* **What you should do**:
Reproduce the lines below without any changes, leaving out the pictures.
====== Data records
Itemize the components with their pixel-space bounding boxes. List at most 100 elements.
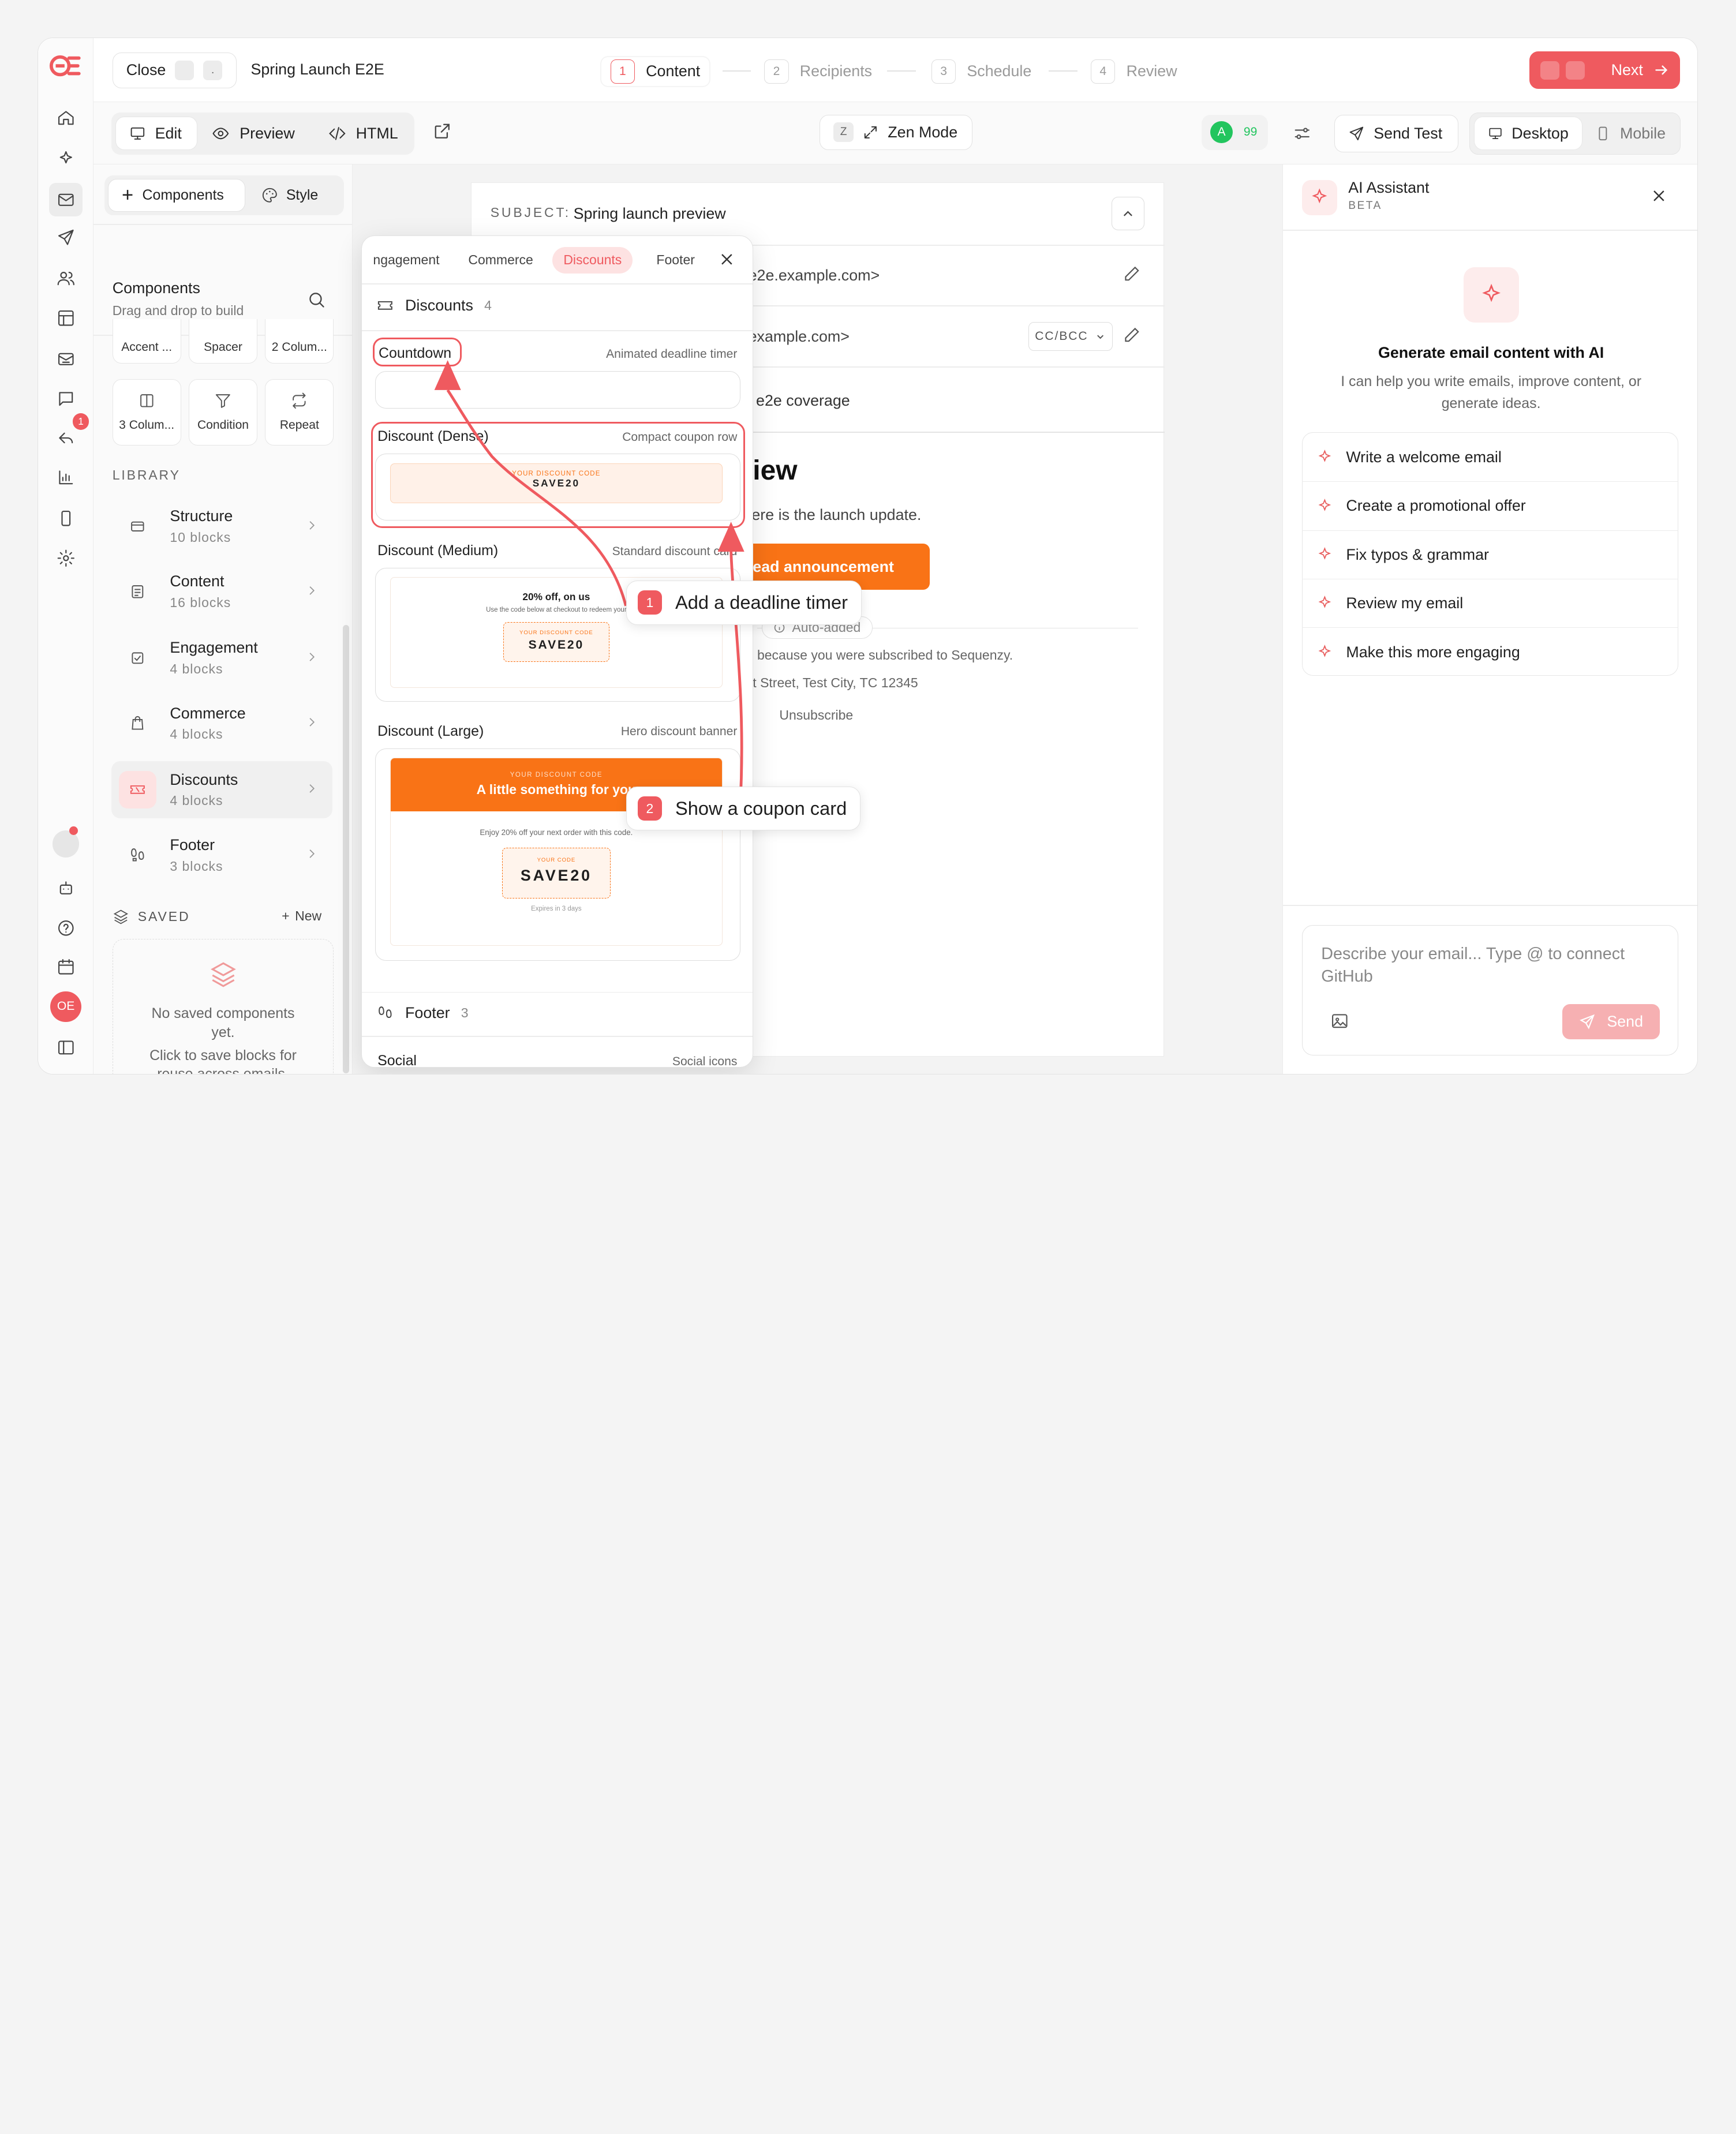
step-recipients[interactable]: 2 Recipients [764,57,872,86]
suggestion-item[interactable]: Fix typos & grammar [1301,531,1678,580]
layout-icon[interactable] [53,305,79,331]
mobile-toggle[interactable]: Mobile [1595,117,1666,150]
component-tile[interactable]: 2 Colum... [265,319,334,364]
block-desc: Animated deadline timer [606,347,738,361]
section-count: 3 [461,1005,469,1020]
edit-tab[interactable]: Edit [115,117,198,150]
block-countdown[interactable] [375,370,741,409]
divider [362,1036,753,1038]
layers-icon [113,909,128,924]
category-structure[interactable]: Structure 10 blocks [111,497,333,555]
subject-value[interactable]: Spring launch preview [574,205,726,223]
suggestion-item[interactable]: Write a welcome email [1301,433,1678,482]
structure-icon [131,521,144,531]
close-button[interactable]: Close . [112,53,237,88]
close-icon[interactable] [1651,188,1667,209]
suggestion-item[interactable]: Create a promotional offer [1301,482,1678,531]
sparkle-icon [1318,547,1331,560]
close-icon[interactable] [719,251,735,272]
sidebar-toggle-icon[interactable] [53,1034,79,1061]
zen-label: Zen Mode [888,123,958,141]
zen-mode-button[interactable]: Z Zen Mode [820,114,972,150]
phone-icon[interactable] [53,506,79,532]
suggestion-item[interactable]: Review my email [1301,579,1678,628]
desktop-label: Desktop [1511,124,1569,142]
category-commerce[interactable]: Commerce 4 blocks [111,695,333,752]
users-icon[interactable] [53,265,79,291]
component-tile-repeat[interactable]: Repeat [265,379,334,445]
campaign-name[interactable]: Spring Launch E2E [250,61,384,78]
step-content[interactable]: 1 Content [601,57,709,86]
category-engagement[interactable]: Engagement 4 blocks [111,629,333,687]
component-tile[interactable]: Spacer [189,319,257,364]
tab-components[interactable]: + Components [108,178,245,212]
block-discount-dense[interactable]: YOUR DISCOUNT CODE SAVE20 [375,454,741,521]
email-icon[interactable] [49,183,83,216]
email-body-text[interactable]: ere is the launch update. [751,506,921,524]
user-avatar[interactable]: OE [50,991,81,1023]
ai-input-box[interactable]: Describe your email... Type @ to connect… [1301,924,1678,1055]
step-schedule[interactable]: 3 Schedule [931,57,1031,86]
ai-heading: Generate email content with AI [1378,343,1604,361]
search-icon[interactable] [307,290,326,314]
desktop-toggle[interactable]: Desktop [1473,117,1582,150]
popover-tab-commerce[interactable]: Commerce [457,247,544,274]
sliders-icon[interactable] [1292,123,1312,148]
tab-style[interactable]: Style [261,179,318,212]
block-discount-large[interactable]: YOUR DISCOUNT CODE A little something fo… [375,748,741,961]
monitor-icon [131,127,145,140]
subject-label: SUBJECT: [490,204,571,220]
deliverability-score[interactable]: A 99 [1202,114,1269,150]
sparkle-icon[interactable] [53,145,79,172]
component-tile[interactable]: Accent ... [112,319,181,364]
section-title: Footer [405,1004,450,1021]
settings-icon[interactable] [53,545,79,572]
coupon-label: YOUR DISCOUNT CODE [510,771,603,778]
external-link-icon[interactable] [432,121,452,146]
category-footer[interactable]: Footer 3 blocks [111,826,333,884]
category-name: Structure [170,507,233,525]
next-button[interactable]: Next [1529,51,1680,89]
new-saved-button[interactable]: + New [282,908,321,924]
inbox-icon[interactable] [53,346,79,372]
suggestion-item[interactable]: Make this more engaging [1302,628,1678,676]
category-count: 4 blocks [170,727,223,742]
ai-assistant-panel: AI Assistant BETA Generate email content… [1282,164,1698,1075]
help-icon[interactable] [53,915,79,941]
edit-from-icon[interactable] [1123,264,1142,288]
component-tile-3-columns[interactable]: 3 Colum... [112,379,181,445]
collapse-button[interactable] [1111,197,1145,230]
scrollbar[interactable] [342,624,350,1073]
chat-icon[interactable] [53,385,79,412]
step-number: 2 [764,59,789,84]
cc-bcc-button[interactable]: CC/BCC [1028,322,1113,351]
component-tile-condition[interactable]: Condition [189,379,257,445]
reply-icon[interactable] [53,426,79,452]
category-content[interactable]: Content 16 blocks [111,563,333,620]
large-coupon: YOUR DISCOUNT CODE A little something fo… [390,757,723,946]
send-test-button[interactable]: Send Test [1334,114,1458,152]
preview-tab[interactable]: Preview [212,117,295,150]
image-icon[interactable] [1330,1012,1349,1035]
ai-title: AI Assistant [1348,178,1430,196]
send-icon[interactable] [53,224,79,250]
block-desc: Social icons [672,1054,738,1068]
calendar-icon[interactable] [53,953,79,980]
home-icon[interactable] [53,104,79,131]
app-logo[interactable] [48,51,83,80]
category-discounts[interactable]: Discounts 4 blocks [111,761,333,819]
edit-to-icon[interactable] [1123,325,1142,349]
popover-tab-discounts[interactable]: Discounts [552,246,633,274]
html-tab[interactable]: HTML [328,117,398,150]
step-review[interactable]: 4 Review [1091,57,1177,86]
chart-icon[interactable] [53,465,79,491]
send-test-label: Send Test [1374,124,1443,142]
send-icon [1349,126,1364,140]
popover-tab-engagement[interactable]: ngagement [362,247,450,274]
send-button[interactable]: Send [1562,1004,1660,1040]
popover-tab-footer[interactable]: Footer [645,247,706,274]
beta-badge: BETA [1348,200,1382,212]
unsubscribe-link[interactable]: Unsubscribe [779,707,853,723]
email-heading[interactable]: iew [753,455,797,486]
bot-icon[interactable] [53,875,79,901]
============
* **Output**:
Itemize the components with their pixel-space bounding boxes. List at most 100 elements.
step-recipients[interactable]: 2 Recipients [764,57,872,86]
suggestion-item[interactable]: Fix typos & grammar [1301,531,1678,580]
layout-icon[interactable] [53,305,79,331]
mobile-toggle[interactable]: Mobile [1595,117,1666,150]
component-tile[interactable]: 2 Colum... [265,319,334,364]
block-desc: Animated deadline timer [606,347,738,361]
section-count: 3 [461,1005,469,1020]
edit-tab[interactable]: Edit [115,117,198,150]
block-countdown[interactable] [375,370,741,409]
divider [362,1036,753,1038]
layers-icon [113,909,128,924]
category-structure[interactable]: Structure 10 blocks [111,497,333,555]
subject-value[interactable]: Spring launch preview [574,205,726,223]
suggestion-item[interactable]: Write a welcome email [1301,433,1678,482]
structure-icon [131,521,144,531]
close-button[interactable]: Close . [112,53,237,88]
close-icon[interactable] [1651,188,1667,209]
suggestion-item[interactable]: Create a promotional offer [1301,482,1678,531]
sparkle-icon [1318,547,1331,560]
close-icon[interactable] [719,251,735,272]
sidebar-toggle-icon[interactable] [53,1034,79,1061]
zen-label: Zen Mode [888,123,958,141]
zen-mode-button[interactable]: Z Zen Mode [820,114,972,150]
phone-icon[interactable] [53,506,79,532]
suggestion-item[interactable]: Review my email [1301,579,1678,628]
desktop-label: Desktop [1511,124,1569,142]
category-commerce[interactable]: Commerce 4 blocks [111,695,333,752]
users-icon[interactable] [53,265,79,291]
component-tile-repeat[interactable]: Repeat [265,379,334,445]
campaign-name[interactable]: Spring Launch E2E [250,61,384,78]
step-content[interactable]: 1 Content [601,57,709,86]
category-engagement[interactable]: Engagement 4 blocks [111,629,333,687]
component-tile[interactable]: Spacer [189,319,257,364]
tab-components[interactable]: + Components [108,178,245,212]
block-discount-dense[interactable]: YOUR DISCOUNT CODE SAVE20 [375,454,741,521]
email-icon[interactable] [49,183,83,216]
email-body-text[interactable]: ere is the launch update. [751,506,921,524]
user-avatar[interactable]: OE [50,991,81,1023]
ai-input-box[interactable]: Describe your email... Type @ to connect… [1301,924,1678,1055]
step-schedule[interactable]: 3 Schedule [931,57,1031,86]
ai-heading: Generate email content with AI [1378,343,1604,361]
search-icon[interactable] [307,290,326,314]
desktop-toggle[interactable]: Desktop [1473,117,1582,150]
popover-tab-commerce[interactable]: Commerce [457,247,544,274]
sliders-icon[interactable] [1292,123,1312,148]
tab-style[interactable]: Style [261,179,318,212]
block-discount-large[interactable]: YOUR DISCOUNT CODE A little something fo… [375,748,741,961]
monitor-icon [131,127,145,140]
subject-label: SUBJECT: [490,204,571,220]
deliverability-score[interactable]: A 99 [1202,114,1269,150]
sparkle-icon[interactable] [53,145,79,172]
component-tile[interactable]: Accent ... [112,319,181,364]
section-title: Footer [405,1004,450,1021]
settings-icon[interactable] [53,545,79,572]
coupon-label: YOUR DISCOUNT CODE [510,771,603,778]
external-link-icon[interactable] [432,121,452,146]
category-footer[interactable]: Footer 3 blocks [111,826,333,884]
category-name: Structure [170,507,233,525]
next-button[interactable]: Next [1529,51,1680,89]
new-saved-button[interactable]: + New [282,908,321,924]
inbox-icon[interactable] [53,346,79,372]
suggestion-item[interactable]: Make this more engaging [1302,628,1678,676]
category-count: 4 blocks [170,727,223,742]
ai-assistant-panel: AI Assistant BETA Generate email content… [1282,164,1698,1075]
help-icon[interactable] [53,915,79,941]
edit-from-icon[interactable] [1123,264,1142,288]
component-tile-3-columns[interactable]: 3 Colum... [112,379,181,445]
collapse-button[interactable] [1111,197,1145,230]
scrollbar[interactable] [342,624,350,1073]
chat-icon[interactable] [53,385,79,412]
step-number: 2 [764,59,789,84]
cc-bcc-button[interactable]: CC/BCC [1028,322,1113,351]
component-tile-condition[interactable]: Condition [189,379,257,445]
reply-icon[interactable] [53,426,79,452]
category-content[interactable]: Content 16 blocks [111,563,333,620]
large-coupon: YOUR DISCOUNT CODE A little something fo… [390,757,723,946]
send-test-button[interactable]: Send Test [1334,114,1458,152]
preview-tab[interactable]: Preview [212,117,295,150]
image-icon[interactable] [1330,1012,1349,1035]
ai-title: AI Assistant [1348,178,1430,196]
send-icon[interactable] [53,224,79,250]
block-desc: Social icons [672,1054,738,1068]
calendar-icon[interactable] [53,953,79,980]
home-icon[interactable] [53,104,79,131]
app-logo[interactable] [48,51,83,80]
category-discounts[interactable]: Discounts 4 blocks [111,761,333,819]
edit-to-icon[interactable] [1123,325,1142,349]
popover-tab-discounts[interactable]: Discounts [552,246,633,274]
html-tab[interactable]: HTML [328,117,398,150]
step-review[interactable]: 4 Review [1091,57,1177,86]
chart-icon[interactable] [53,465,79,491]
send-test-label: Send Test [1374,124,1443,142]
send-icon [1349,126,1364,140]
popover-tab-engagement[interactable]: ngagement [362,247,450,274]
send-button[interactable]: Send [1562,1004,1660,1040]
popover-tab-footer[interactable]: Footer [645,247,706,274]
beta-badge: BETA [1348,200,1382,212]
unsubscribe-link[interactable]: Unsubscribe [779,707,853,723]
email-heading[interactable]: iew [753,455,797,486]
bot-icon[interactable] [53,875,79,901]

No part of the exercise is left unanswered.